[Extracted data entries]
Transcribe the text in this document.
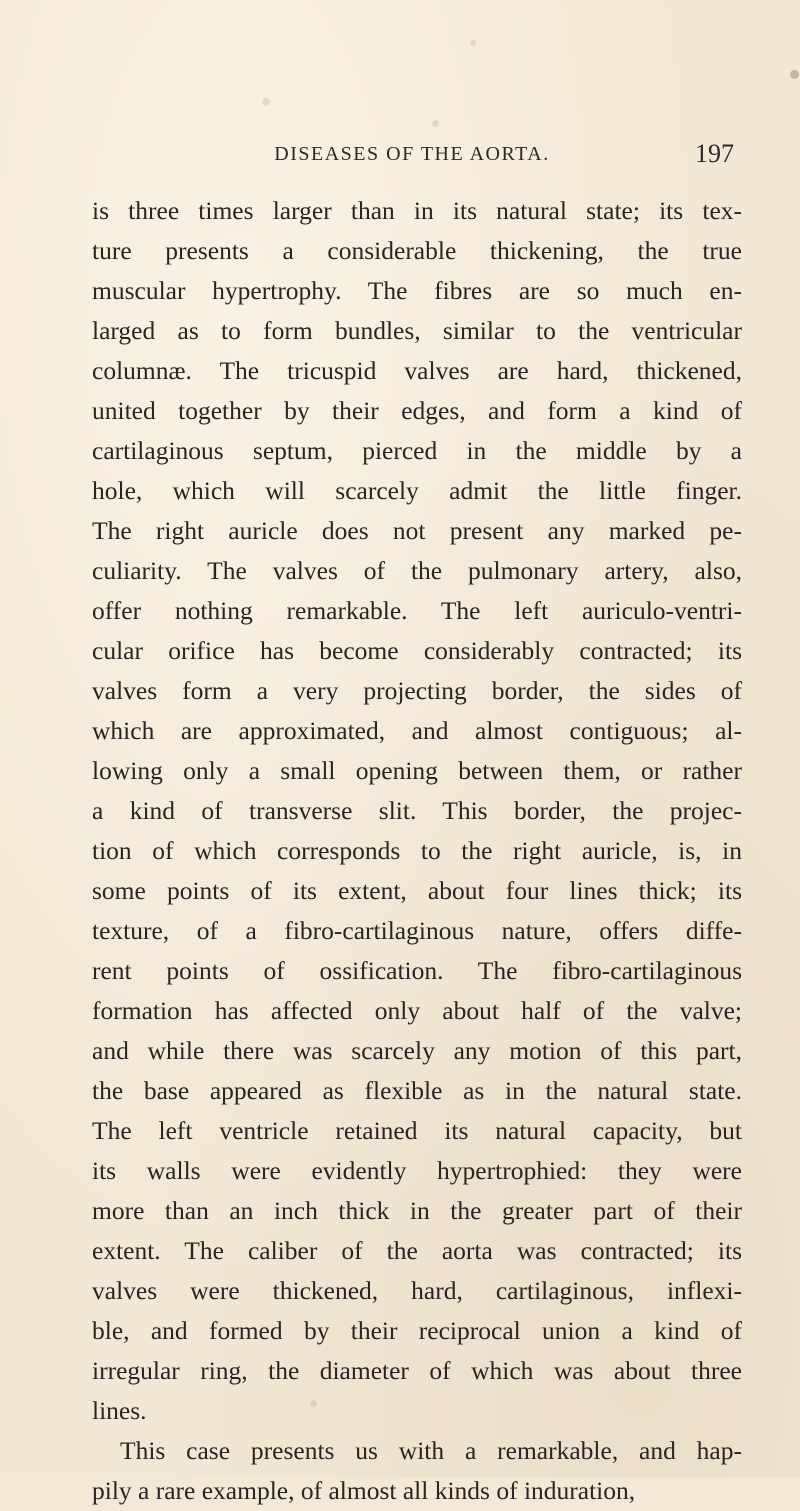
DISEASES OF THE AORTA.	197
is three times larger than in its natural state; its tex-
ture presents a considerable thickening, the true
muscular hypertrophy. The fibres are so much en-
larged as to form bundles, similar to the ventricular
columnæ. The tricuspid valves are hard, thickened,
united together by their edges, and form a kind of
cartilaginous septum, pierced in the middle by a
hole, which will scarcely admit the little finger.
The right auricle does not present any marked pe-
culiarity. The valves of the pulmonary artery, also,
offer nothing remarkable. The left auriculo-ventri-
cular orifice has become considerably contracted; its
valves form a very projecting border, the sides of
which are approximated, and almost contiguous; al-
lowing only a small opening between them, or rather
a kind of transverse slit. This border, the projec-
tion of which corresponds to the right auricle, is, in
some points of its extent, about four lines thick; its
texture, of a fibro-cartilaginous nature, offers diffe-
rent points of ossification. The fibro-cartilaginous
formation has affected only about half of the valve;
and while there was scarcely any motion of this part,
the base appeared as flexible as in the natural state.
The left ventricle retained its natural capacity, but
its walls were evidently hypertrophied: they were
more than an inch thick in the greater part of their
extent. The caliber of the aorta was contracted; its
valves were thickened, hard, cartilaginous, inflexi-
ble, and formed by their reciprocal union a kind of
irregular ring, the diameter of which was about three
lines.
This case presents us with a remarkable, and hap-
pily a rare example, of almost all kinds of induration,
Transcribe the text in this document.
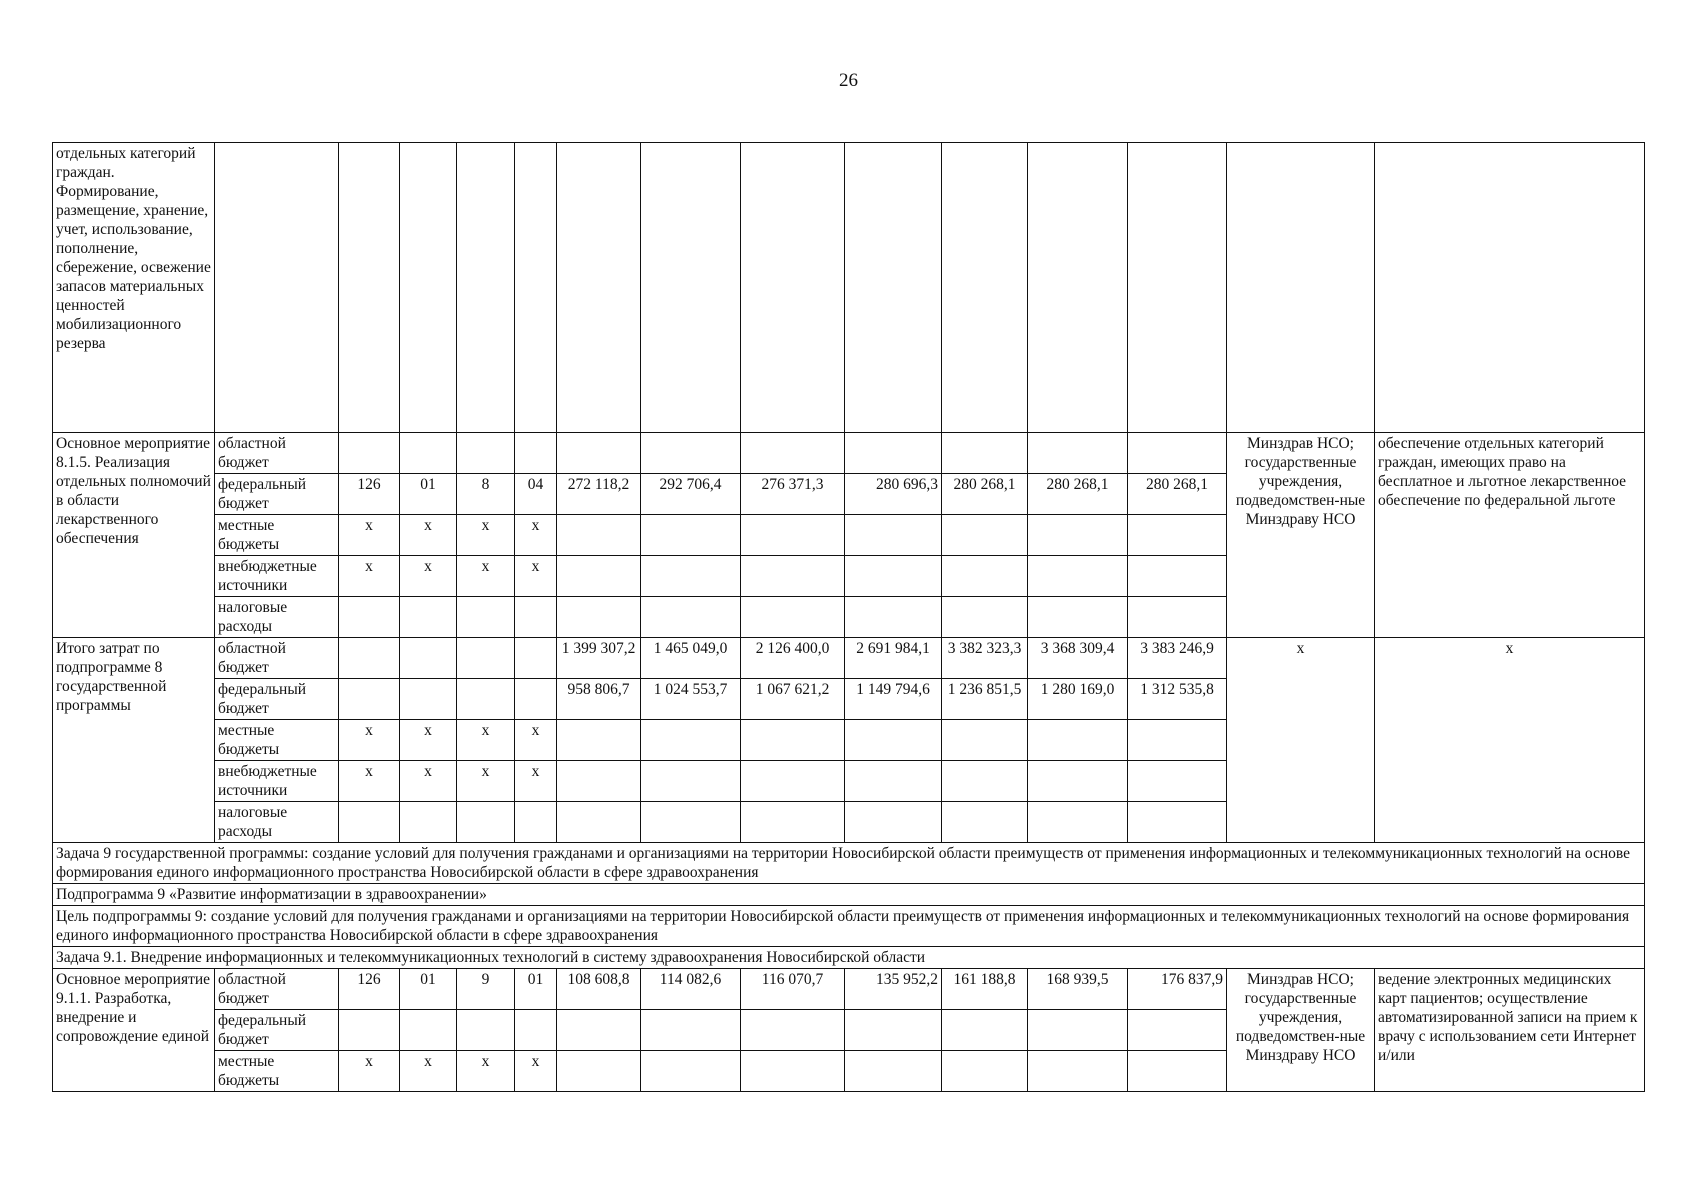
26
отдельных категорий граждан. Формирование, размещение, хранение, учет, использование, пополнение, сбережение, освежение запасов материальных ценностей мобилизационного резерва														
Основное мероприятие 8.1.5. Реализация отдельных полномочий в области лекарственного обеспечения	областной бюджет												Минздрав НСО; государственные учреждения, подведомствен-ные Минздраву НСО	обеспечение отдельных категорий граждан, имеющих право на бесплатное и льготное лекарственное обеспечение по федеральной льготе
	федеральный бюджет	126	01	8	04	272 118,2	292 706,4	276 371,3	280 696,3	280 268,1	280 268,1	280 268,1		
	местные бюджеты	х	х	х	х									
	внебюджетные источники	х	х	х	х									
	налоговые расходы													
Итого затрат по подпрограмме 8 государственной программы	областной бюджет					1 399 307,2	1 465 049,0	2 126 400,0	2 691 984,1	3 382 323,3	3 368 309,4	3 383 246,9	х	х
	федеральный бюджет					958 806,7	1 024 553,7	1 067 621,2	1 149 794,6	1 236 851,5	1 280 169,0	1 312 535,8		
	местные бюджеты	х	х	х	х									
	внебюджетные источники	х	х	х	х									
	налоговые расходы													
Задача 9 государственной программы: создание условий для получения гражданами и организациями на территории Новосибирской области преимуществ от применения информационных и телекоммуникационных технологий на основе формирования единого информационного пространства Новосибирской области в сфере здравоохранения														
Подпрограмма 9 «Развитие информатизации в здравоохранении»														
Цель подпрограммы 9: создание условий для получения гражданами и организациями на территории Новосибирской области преимуществ от применения информационных и телекоммуникационных технологий на основе формирования единого информационного пространства Новосибирской области в сфере здравоохранения														
Задача 9.1. Внедрение информационных и телекоммуникационных технологий в систему здравоохранения Новосибирской области														
Основное мероприятие 9.1.1. Разработка, внедрение и сопровождение единой	областной бюджет	126	01	9	01	108 608,8	114 082,6	116 070,7	135 952,2	161 188,8	168 939,5	176 837,9	Минздрав НСО; государственные учреждения, подведомствен-ные Минздраву НСО	ведение электронных медицинских карт пациентов; осуществление автоматизированной записи на прием к врачу с использованием сети Интернет и/или
	федеральный бюджет													
	местные бюджеты	х	х	х	х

▶ _WORK TO DO_
Repeat the preceding records precisely, and leave every picture out of the copy.

▶ _FINAL RESULT_
Transcribe the text in this document.
DISEASES OF THE AORTA.	197
is three times larger than in its natural state; its tex-
ture presents a considerable thickening, the true
muscular hypertrophy. The fibres are so much en-
larged as to form bundles, similar to the ventricular
columnæ. The tricuspid valves are hard, thickened,
united together by their edges, and form a kind of
cartilaginous septum, pierced in the middle by a
hole, which will scarcely admit the little finger.
The right auricle does not present any marked pe-
culiarity. The valves of the pulmonary artery, also,
offer nothing remarkable. The left auriculo-ventri-
cular orifice has become considerably contracted; its
valves form a very projecting border, the sides of
which are approximated, and almost contiguous; al-
lowing only a small opening between them, or rather
a kind of transverse slit. This border, the projec-
tion of which corresponds to the right auricle, is, in
some points of its extent, about four lines thick; its
texture, of a fibro-cartilaginous nature, offers diffe-
rent points of ossification. The fibro-cartilaginous
formation has affected only about half of the valve;
and while there was scarcely any motion of this part,
the base appeared as flexible as in the natural state.
The left ventricle retained its natural capacity, but
its walls were evidently hypertrophied: they were
more than an inch thick in the greater part of their
extent. The caliber of the aorta was contracted; its
valves were thickened, hard, cartilaginous, inflexi-
ble, and formed by their reciprocal union a kind of
irregular ring, the diameter of which was about three
lines.
This case presents us with a remarkable, and hap-
pily a rare example, of almost all kinds of induration,
Transcribe the text in this document.
26
отдельных категорий граждан. Формирование, размещение, хранение, учет, использование, пополнение, сбережение, освежение запасов материальных ценностей мобилизационного резерва														
Основное мероприятие 8.1.5. Реализация отдельных полномочий в области лекарственного обеспечения	областной бюджет												Минздрав НСО; государственные учреждения, подведомствен-ные Минздраву НСО	обеспечение отдельных категорий граждан, имеющих право на бесплатное и льготное лекарственное обеспечение по федеральной льготе
	федеральный бюджет	126	01	8	04	272 118,2	292 706,4	276 371,3	280 696,3	280 268,1	280 268,1	280 268,1		
	местные бюджеты	х	х	х	х									
	внебюджетные источники	х	х	х	х									
	налоговые расходы													
Итого затрат по подпрограмме 8 государственной программы	областной бюджет					1 399 307,2	1 465 049,0	2 126 400,0	2 691 984,1	3 382 323,3	3 368 309,4	3 383 246,9	х	х
	федеральный бюджет					958 806,7	1 024 553,7	1 067 621,2	1 149 794,6	1 236 851,5	1 280 169,0	1 312 535,8		
	местные бюджеты	х	х	х	х									
	внебюджетные источники	х	х	х	х									
	налоговые расходы													
Задача 9 государственной программы: создание условий для получения гражданами и организациями на территории Новосибирской области преимуществ от применения информационных и телекоммуникационных технологий на основе формирования единого информационного пространства Новосибирской области в сфере здравоохранения														
Подпрограмма 9 «Развитие информатизации в здравоохранении»														
Цель подпрограммы 9: создание условий для получения гражданами и организациями на территории Новосибирской области преимуществ от применения информационных и телекоммуникационных технологий на основе формирования единого информационного пространства Новосибирской области в сфере здравоохранения														
Задача 9.1. Внедрение информационных и телекоммуникационных технологий в систему здравоохранения Новосибирской области														
Основное мероприятие 9.1.1. Разработка, внедрение и сопровождение единой	областной бюджет	126	01	9	01	108 608,8	114 082,6	116 070,7	135 952,2	161 188,8	168 939,5	176 837,9	Минздрав НСО; государственные учреждения, подведомствен-ные Минздраву НСО	ведение электронных медицинских карт пациентов; осуществление автоматизированной записи на прием к врачу с использованием сети Интернет и/или
	федеральный бюджет													
	местные бюджеты	х	х	х	х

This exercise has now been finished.